REQUIREMENTS:
1. In the post on Texas property tax loans, rewrite the passage between "Five Considerations before" and "you a copy.", inclusive, swapping "taxing authority" for "tax office".
2. According to the post on Texas property tax loans, what range of repayment terms can a borrower choose?

TEXT SHOWN:
Five Considerations before getting a Texas Property Tax Loan

Posted by Joe Thompson on Wed, May 28, 2014 @ 05:05 AM

Texas property tax loan considerationsIf you owe past-due property taxes, a Texas property tax loan can offer a fast, affordable solution. The following can help you make an informed borrowing decision:

Learn how Texas property tax loans work. When you take out a property tax loan, the lender agrees to pay off the taxes, fees, interest and penalties owed to your local taxing authority and the lender assumes the tax lien that's already in place. In exchange, you agree to repay the tax lender the tax amount, plus interest and closing costs. A repayment term between one and ten years can be chosen to fit within your budget, so that the monthly loan payments are affordable. After you've repaid the loan, the lender files a lien release with your county, and sends you a copy.

Choose your lender wisely. Check the reputation of every lender you're considering with the industry's regulatory agency; the Texas Office of Consumer Credit Commissioner.  Also, ask whether they belong to the Better Business Bureau and the Texas Property Tax Lienholders Association. If they're honest and reliable, they'll be up-front about the loan process and all the costs involved, and they'll service your Texas property tax loan in-house from start to finish.

SUPPLIED INFORMATION:
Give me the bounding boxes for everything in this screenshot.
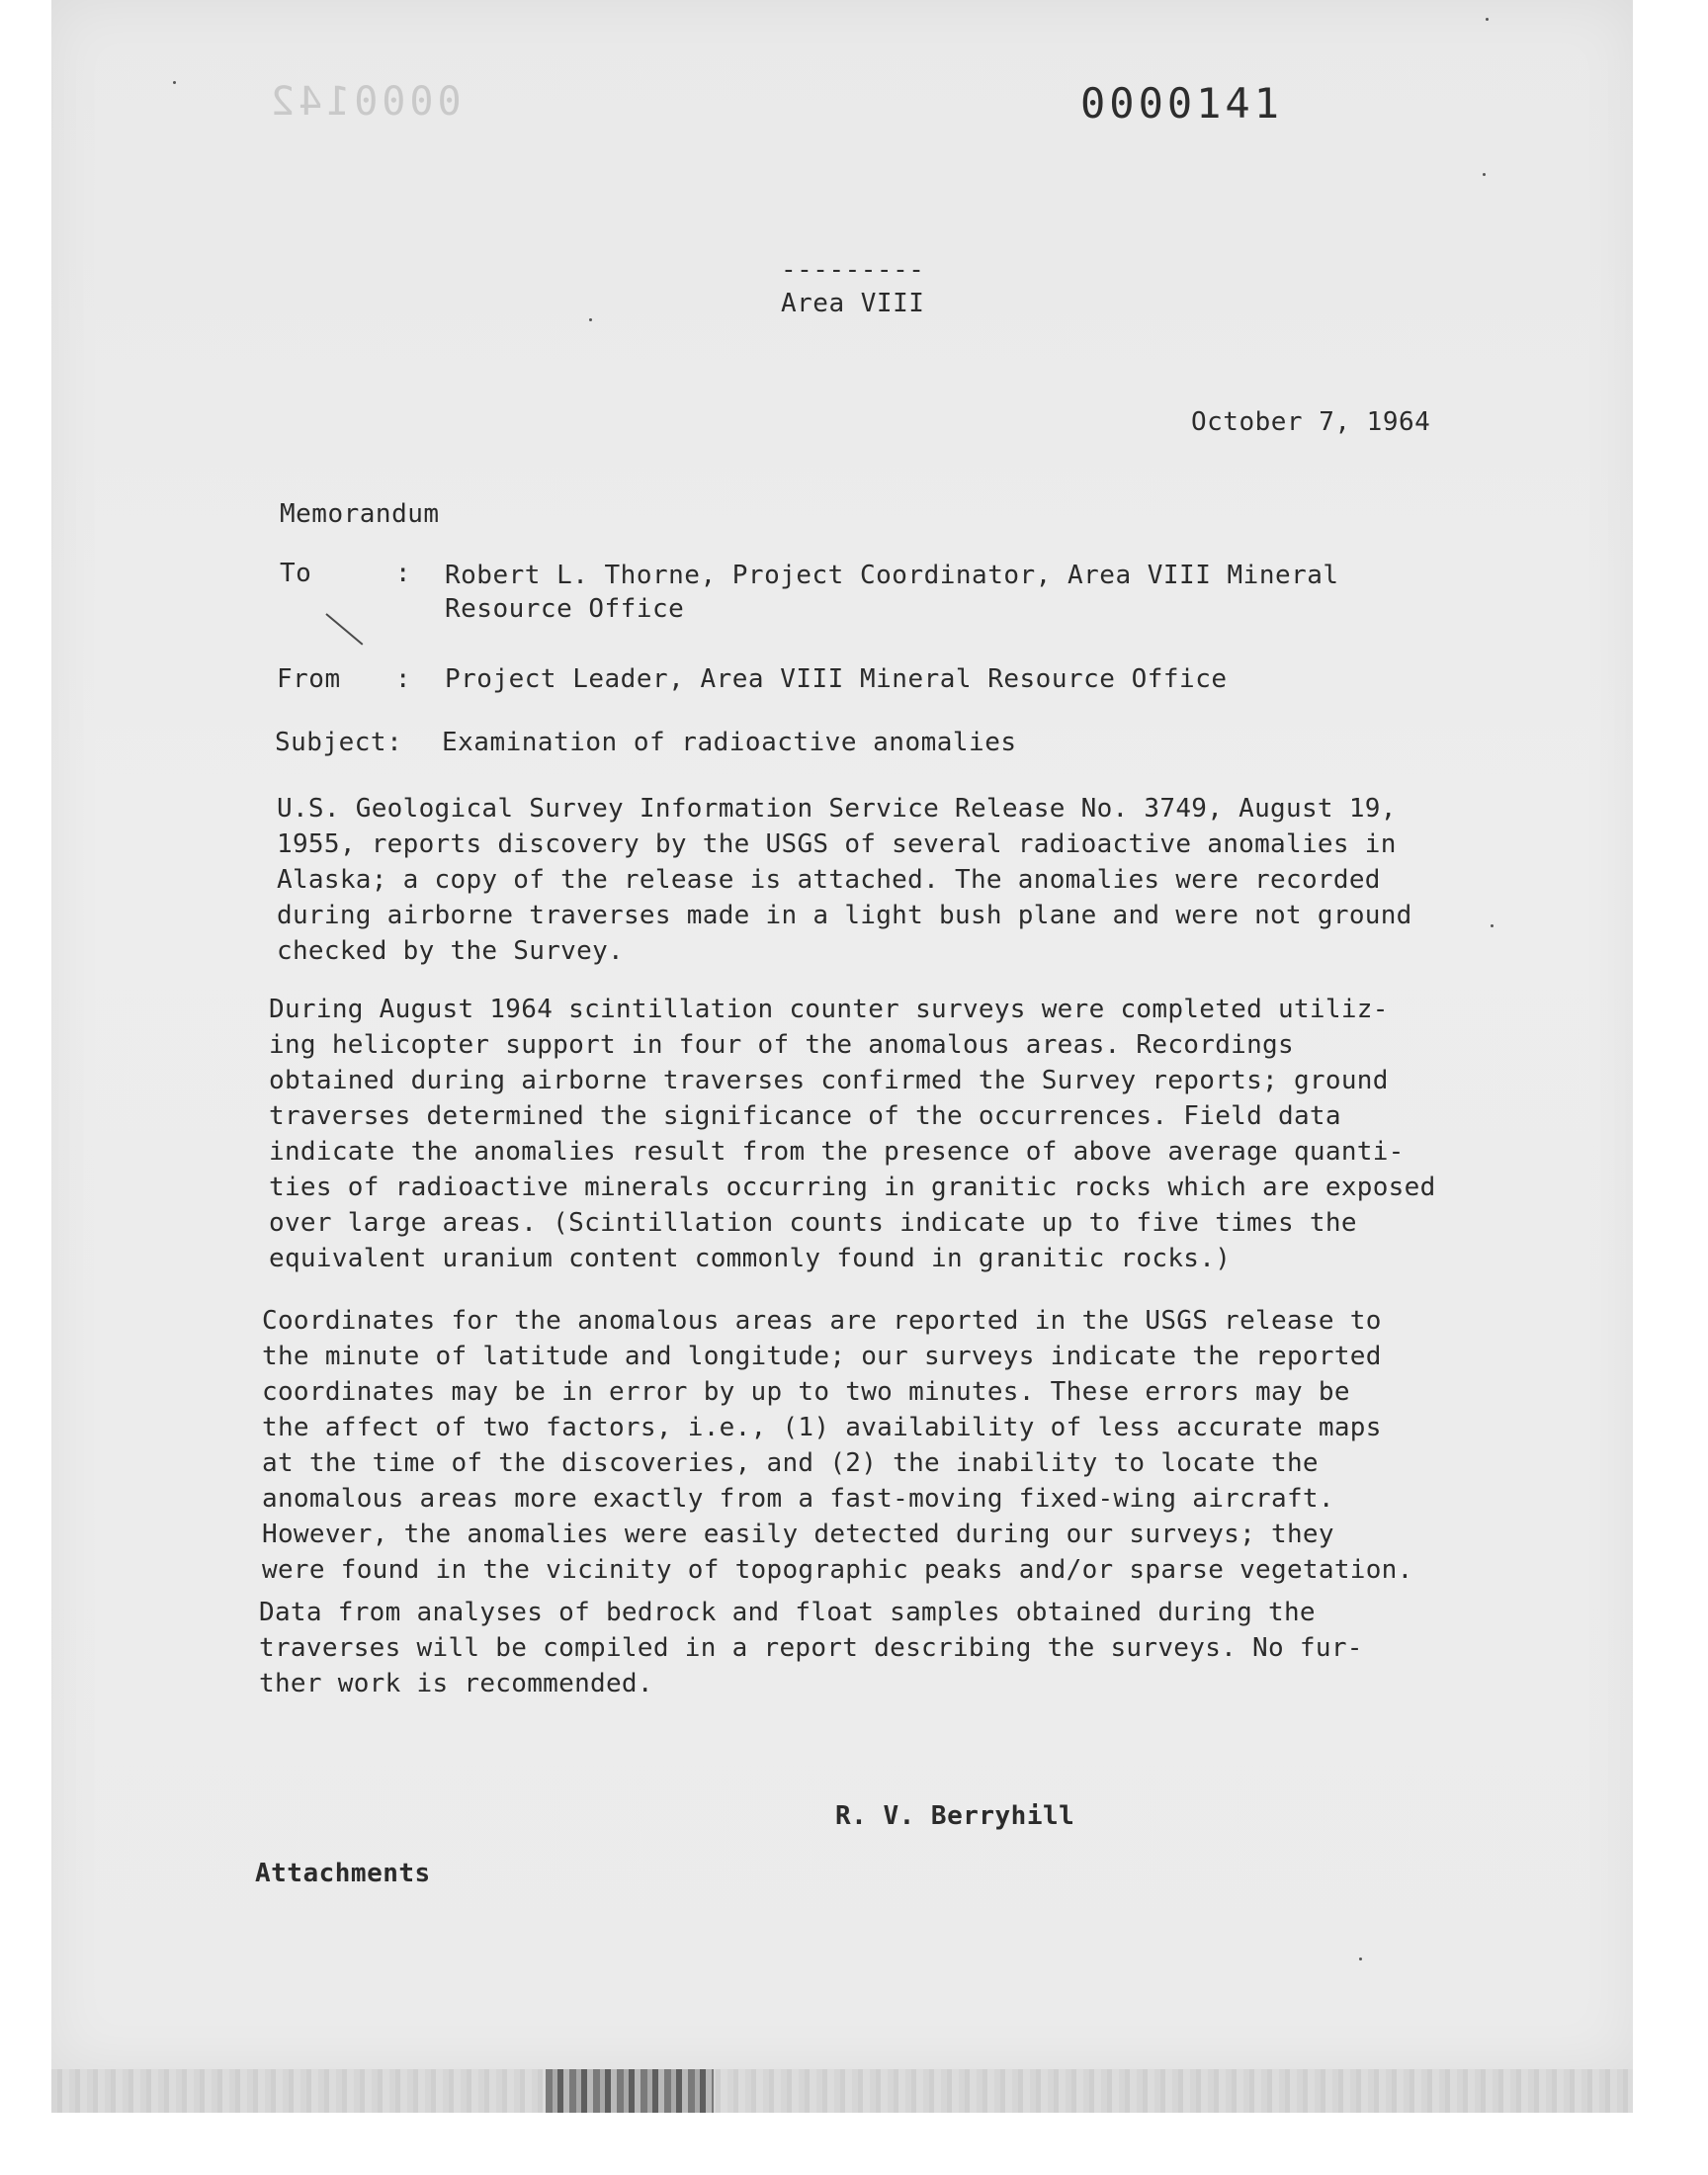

TASK-BY-TASK RESULTS:
1.
Five Considerations before getting a Texas Property Tax Loan

Posted by Joe Thompson on Wed, May 28, 2014 @ 05:05 AM

Texas property tax loan considerationsIf you owe past-due property taxes, a Texas property tax loan can offer a fast, affordable solution. The following can help you make an informed borrowing decision:

Learn how Texas property tax loans work. When you take out a property tax loan, the lender agrees to pay off the taxes, fees, interest and penalties owed to your local tax office and the lender assumes the tax lien that's already in place. In exchange, you agree to repay the tax lender the tax amount, plus interest and closing costs. A repayment term between one and ten years can be chosen to fit within your budget, so that the monthly loan payments are affordable. After you've repaid the loan, the lender files a lien release with your county, and sends you a copy.

2. Between one and ten years.